#### Record extracts ####

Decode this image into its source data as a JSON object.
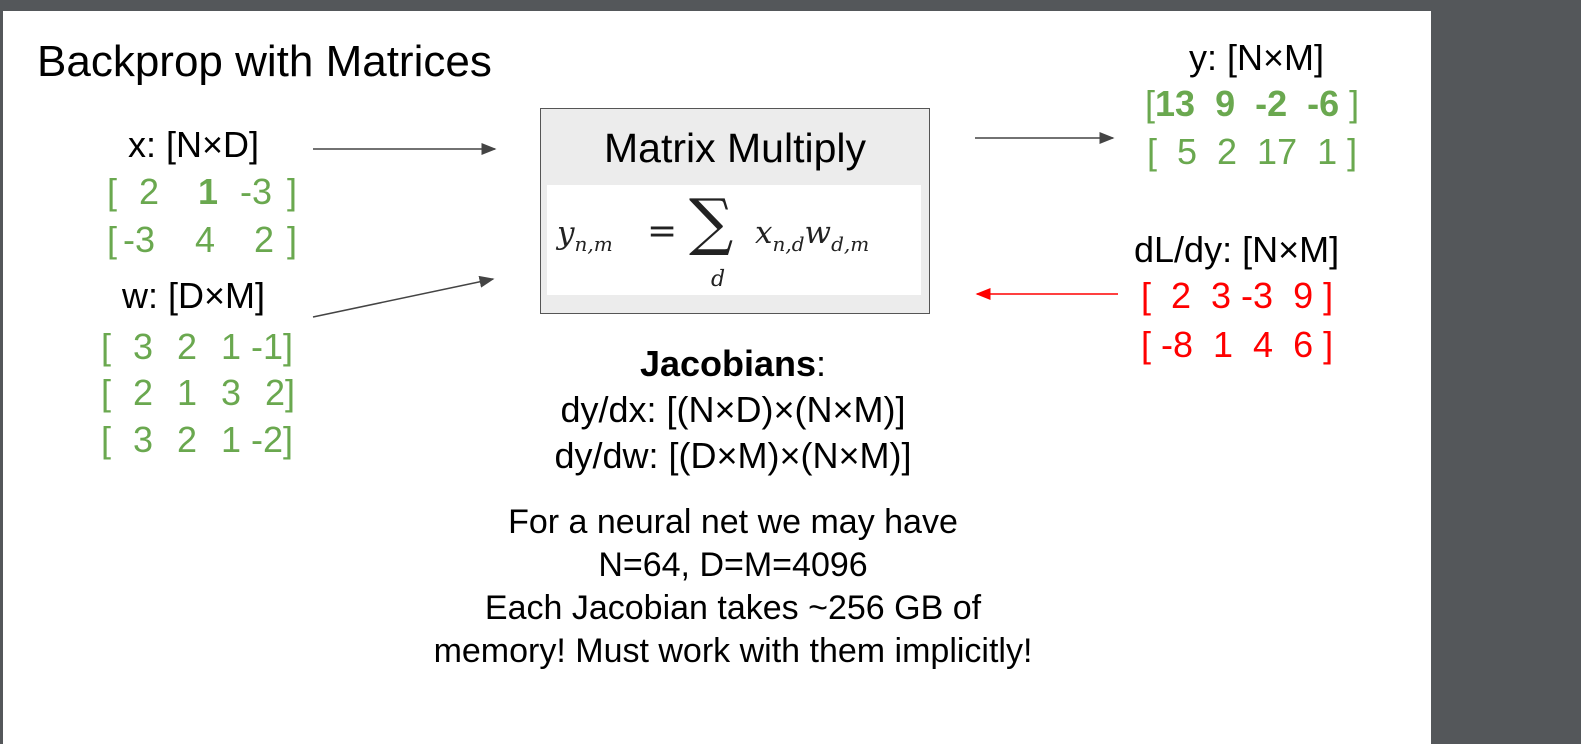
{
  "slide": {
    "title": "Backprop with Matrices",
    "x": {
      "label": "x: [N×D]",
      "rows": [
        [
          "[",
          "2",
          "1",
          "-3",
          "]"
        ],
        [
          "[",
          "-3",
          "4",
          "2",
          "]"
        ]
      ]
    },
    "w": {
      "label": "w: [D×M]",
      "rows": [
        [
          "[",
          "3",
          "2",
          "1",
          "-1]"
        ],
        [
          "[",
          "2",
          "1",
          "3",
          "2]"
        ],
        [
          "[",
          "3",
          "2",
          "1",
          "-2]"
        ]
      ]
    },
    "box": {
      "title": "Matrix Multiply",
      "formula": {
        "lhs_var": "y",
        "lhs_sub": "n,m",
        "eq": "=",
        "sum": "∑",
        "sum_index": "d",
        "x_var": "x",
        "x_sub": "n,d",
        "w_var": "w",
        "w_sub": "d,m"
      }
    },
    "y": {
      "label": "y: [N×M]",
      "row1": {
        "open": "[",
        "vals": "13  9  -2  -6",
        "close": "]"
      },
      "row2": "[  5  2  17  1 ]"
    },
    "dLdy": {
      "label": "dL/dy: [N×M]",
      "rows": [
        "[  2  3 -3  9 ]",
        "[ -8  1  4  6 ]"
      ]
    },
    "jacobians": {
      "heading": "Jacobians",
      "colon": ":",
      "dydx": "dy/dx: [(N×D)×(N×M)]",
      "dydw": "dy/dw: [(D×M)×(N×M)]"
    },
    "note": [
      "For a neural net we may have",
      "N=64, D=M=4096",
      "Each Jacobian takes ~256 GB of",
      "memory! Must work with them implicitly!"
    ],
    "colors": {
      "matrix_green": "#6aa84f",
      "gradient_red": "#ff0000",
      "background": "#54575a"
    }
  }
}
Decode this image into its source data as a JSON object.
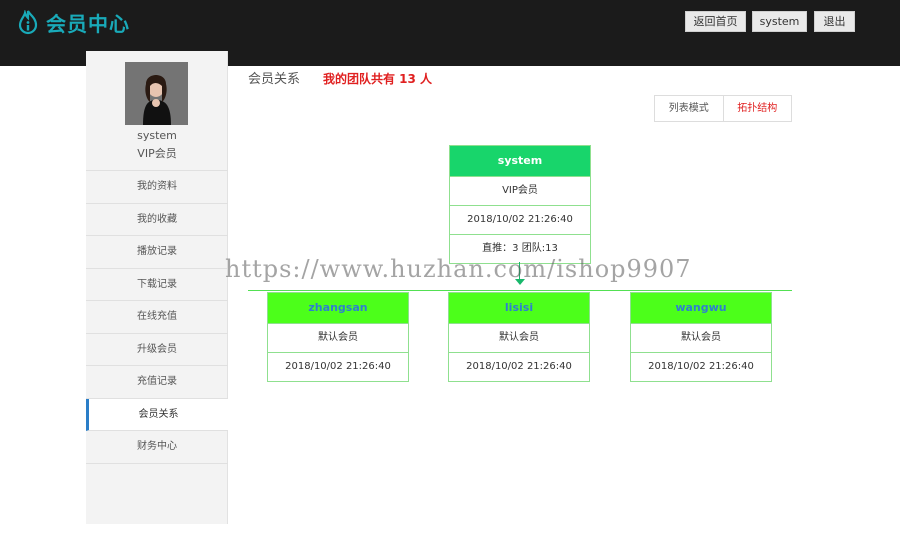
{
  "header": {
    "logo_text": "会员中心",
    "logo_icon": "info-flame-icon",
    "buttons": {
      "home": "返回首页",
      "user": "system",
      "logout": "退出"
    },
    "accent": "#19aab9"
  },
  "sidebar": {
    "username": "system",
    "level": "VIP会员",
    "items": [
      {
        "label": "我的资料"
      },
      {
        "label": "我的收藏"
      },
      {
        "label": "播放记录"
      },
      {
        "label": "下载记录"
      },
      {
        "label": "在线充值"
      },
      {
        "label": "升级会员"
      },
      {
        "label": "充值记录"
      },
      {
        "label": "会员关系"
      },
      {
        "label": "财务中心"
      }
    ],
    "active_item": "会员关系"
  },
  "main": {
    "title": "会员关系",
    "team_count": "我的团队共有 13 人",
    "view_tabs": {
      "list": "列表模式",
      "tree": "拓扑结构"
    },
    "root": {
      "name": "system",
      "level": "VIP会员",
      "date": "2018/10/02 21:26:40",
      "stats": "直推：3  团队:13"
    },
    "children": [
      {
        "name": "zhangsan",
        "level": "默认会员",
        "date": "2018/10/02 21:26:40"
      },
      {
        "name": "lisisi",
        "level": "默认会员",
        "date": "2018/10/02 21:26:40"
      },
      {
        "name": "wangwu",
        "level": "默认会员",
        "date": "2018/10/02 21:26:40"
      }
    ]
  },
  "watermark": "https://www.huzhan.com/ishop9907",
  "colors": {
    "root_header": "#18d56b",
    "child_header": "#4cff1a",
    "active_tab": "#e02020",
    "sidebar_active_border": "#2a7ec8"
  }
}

####

What is required: Leave the images out and output the remaining material exactly as it stands.

Exercise solution:
Decode this image into its source data as a JSON object.
{
  "slide": {
    "title": "Backprop with Matrices",
    "x": {
      "label": "x: [N×D]",
      "rows": [
        [
          "[",
          "2",
          "1",
          "-3",
          "]"
        ],
        [
          "[",
          "-3",
          "4",
          "2",
          "]"
        ]
      ]
    },
    "w": {
      "label": "w: [D×M]",
      "rows": [
        [
          "[",
          "3",
          "2",
          "1",
          "-1]"
        ],
        [
          "[",
          "2",
          "1",
          "3",
          "2]"
        ],
        [
          "[",
          "3",
          "2",
          "1",
          "-2]"
        ]
      ]
    },
    "box": {
      "title": "Matrix Multiply",
      "formula": {
        "lhs_var": "y",
        "lhs_sub": "n,m",
        "eq": "=",
        "sum": "∑",
        "sum_index": "d",
        "x_var": "x",
        "x_sub": "n,d",
        "w_var": "w",
        "w_sub": "d,m"
      }
    },
    "y": {
      "label": "y: [N×M]",
      "row1": {
        "open": "[",
        "vals": "13  9  -2  -6",
        "close": "]"
      },
      "row2": "[  5  2  17  1 ]"
    },
    "dLdy": {
      "label": "dL/dy: [N×M]",
      "rows": [
        "[  2  3 -3  9 ]",
        "[ -8  1  4  6 ]"
      ]
    },
    "jacobians": {
      "heading": "Jacobians",
      "colon": ":",
      "dydx": "dy/dx: [(N×D)×(N×M)]",
      "dydw": "dy/dw: [(D×M)×(N×M)]"
    },
    "note": [
      "For a neural net we may have",
      "N=64, D=M=4096",
      "Each Jacobian takes ~256 GB of",
      "memory! Must work with them implicitly!"
    ],
    "colors": {
      "matrix_green": "#6aa84f",
      "gradient_red": "#ff0000",
      "background": "#54575a"
    }
  }
}
Decode this image into its source data as a JSON object.
{
  "header": {
    "logo_text": "会员中心",
    "logo_icon": "info-flame-icon",
    "buttons": {
      "home": "返回首页",
      "user": "system",
      "logout": "退出"
    },
    "accent": "#19aab9"
  },
  "sidebar": {
    "username": "system",
    "level": "VIP会员",
    "items": [
      {
        "label": "我的资料"
      },
      {
        "label": "我的收藏"
      },
      {
        "label": "播放记录"
      },
      {
        "label": "下载记录"
      },
      {
        "label": "在线充值"
      },
      {
        "label": "升级会员"
      },
      {
        "label": "充值记录"
      },
      {
        "label": "会员关系"
      },
      {
        "label": "财务中心"
      }
    ],
    "active_item": "会员关系"
  },
  "main": {
    "title": "会员关系",
    "team_count": "我的团队共有 13 人",
    "view_tabs": {
      "list": "列表模式",
      "tree": "拓扑结构"
    },
    "root": {
      "name": "system",
      "level": "VIP会员",
      "date": "2018/10/02 21:26:40",
      "stats": "直推：3  团队:13"
    },
    "children": [
      {
        "name": "zhangsan",
        "level": "默认会员",
        "date": "2018/10/02 21:26:40"
      },
      {
        "name": "lisisi",
        "level": "默认会员",
        "date": "2018/10/02 21:26:40"
      },
      {
        "name": "wangwu",
        "level": "默认会员",
        "date": "2018/10/02 21:26:40"
      }
    ]
  },
  "watermark": "https://www.huzhan.com/ishop9907",
  "colors": {
    "root_header": "#18d56b",
    "child_header": "#4cff1a",
    "active_tab": "#e02020",
    "sidebar_active_border": "#2a7ec8"
  }
}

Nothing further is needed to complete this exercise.